> Problem description:
Select the lines below containing the word "aaaaaa".

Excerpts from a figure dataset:
= = = = = = =

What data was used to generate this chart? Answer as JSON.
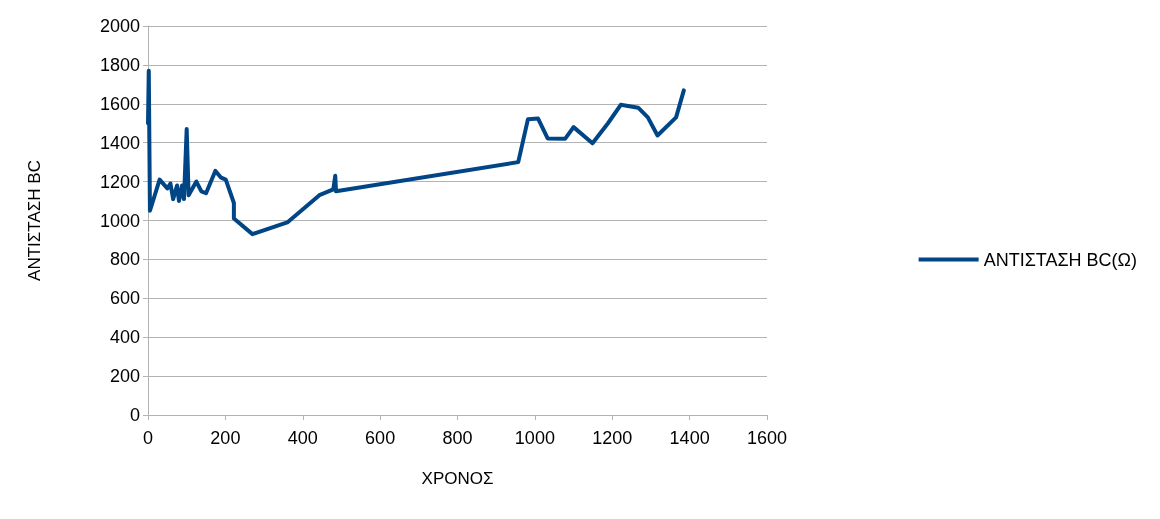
{
  "chart_data": {
    "type": "line",
    "xlabel": "ΧΡΟΝΟΣ",
    "ylabel": "ΑΝΤΙΣΤΑΣΗ BC",
    "x": [
      0,
      2,
      5,
      30,
      50,
      58,
      65,
      75,
      80,
      88,
      93,
      100,
      105,
      125,
      138,
      150,
      174,
      189,
      201,
      222,
      222,
      270,
      360,
      443,
      479,
      484,
      486,
      957,
      982,
      1008,
      1033,
      1078,
      1100,
      1149,
      1189,
      1222,
      1267,
      1292,
      1317,
      1365,
      1385
    ],
    "series": [
      {
        "name": "ΑΝΤΙΣΤΑΣΗ BC(Ω)",
        "color": "#004586",
        "values": [
          1500,
          1770,
          1050,
          1210,
          1165,
          1190,
          1110,
          1180,
          1100,
          1180,
          1110,
          1470,
          1130,
          1200,
          1150,
          1140,
          1255,
          1220,
          1210,
          1090,
          1010,
          930,
          990,
          1130,
          1160,
          1230,
          1150,
          1300,
          1520,
          1525,
          1422,
          1420,
          1480,
          1397,
          1500,
          1595,
          1580,
          1530,
          1437,
          1530,
          1669
        ]
      }
    ],
    "xlim": [
      0,
      1600
    ],
    "xticks": [
      0,
      200,
      400,
      600,
      800,
      1000,
      1200,
      1400,
      1600
    ],
    "ylim": [
      0,
      2000
    ],
    "yticks": [
      0,
      200,
      400,
      600,
      800,
      1000,
      1200,
      1400,
      1600,
      1800,
      2000
    ],
    "grid": "y",
    "legend": "right",
    "marker": "none",
    "line_style": "solid"
  }
}
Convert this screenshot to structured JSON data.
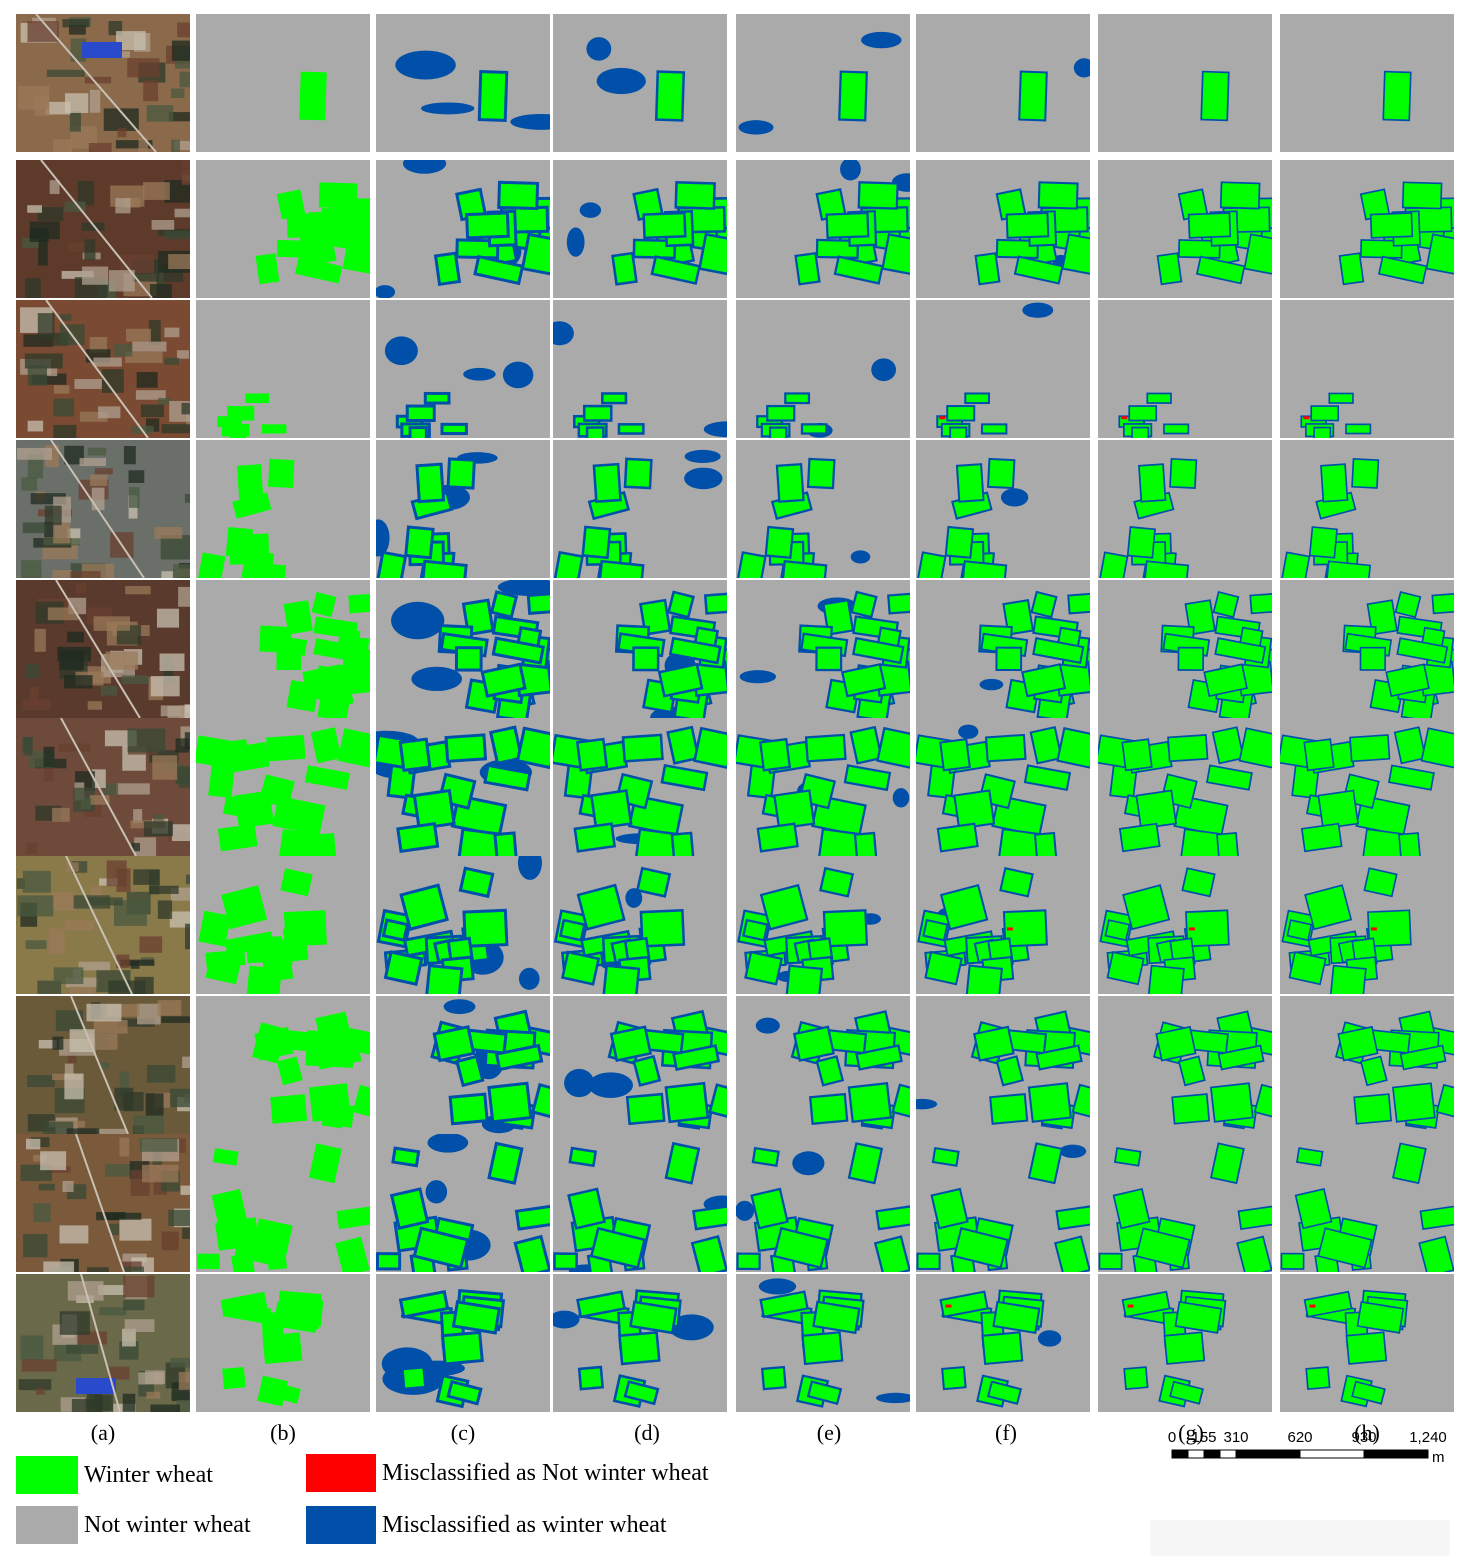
{
  "colors": {
    "winter_wheat": "#00ff00",
    "not_winter_wheat": "#aaaaaa",
    "misclassified_as_not_winter_wheat": "#ff0000",
    "misclassified_as_winter_wheat": "#0050aa"
  },
  "columns": [
    {
      "label": "(a)"
    },
    {
      "label": "(b)"
    },
    {
      "label": "(c)"
    },
    {
      "label": "(d)"
    },
    {
      "label": "(e)"
    },
    {
      "label": "(f)"
    },
    {
      "label": "(g)"
    },
    {
      "label": "(h)"
    }
  ],
  "legend": [
    {
      "label": "Winter wheat",
      "color": "#00ff00"
    },
    {
      "label": "Not winter wheat",
      "color": "#aaaaaa"
    },
    {
      "label": "Misclassified as Not winter wheat",
      "color": "#ff0000"
    },
    {
      "label": "Misclassified as winter wheat",
      "color": "#0050aa"
    }
  ],
  "scale_bar": {
    "tick_labels": [
      "0",
      "155",
      "310",
      "620",
      "930",
      "1,240"
    ],
    "tick_values": [
      0,
      155,
      310,
      620,
      930,
      1240
    ],
    "unit": "m"
  }
}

= = = = = = =

> Correct response:
    "not_winter_wheat": "#aaaaaa",
      "color": "#aaaaaa"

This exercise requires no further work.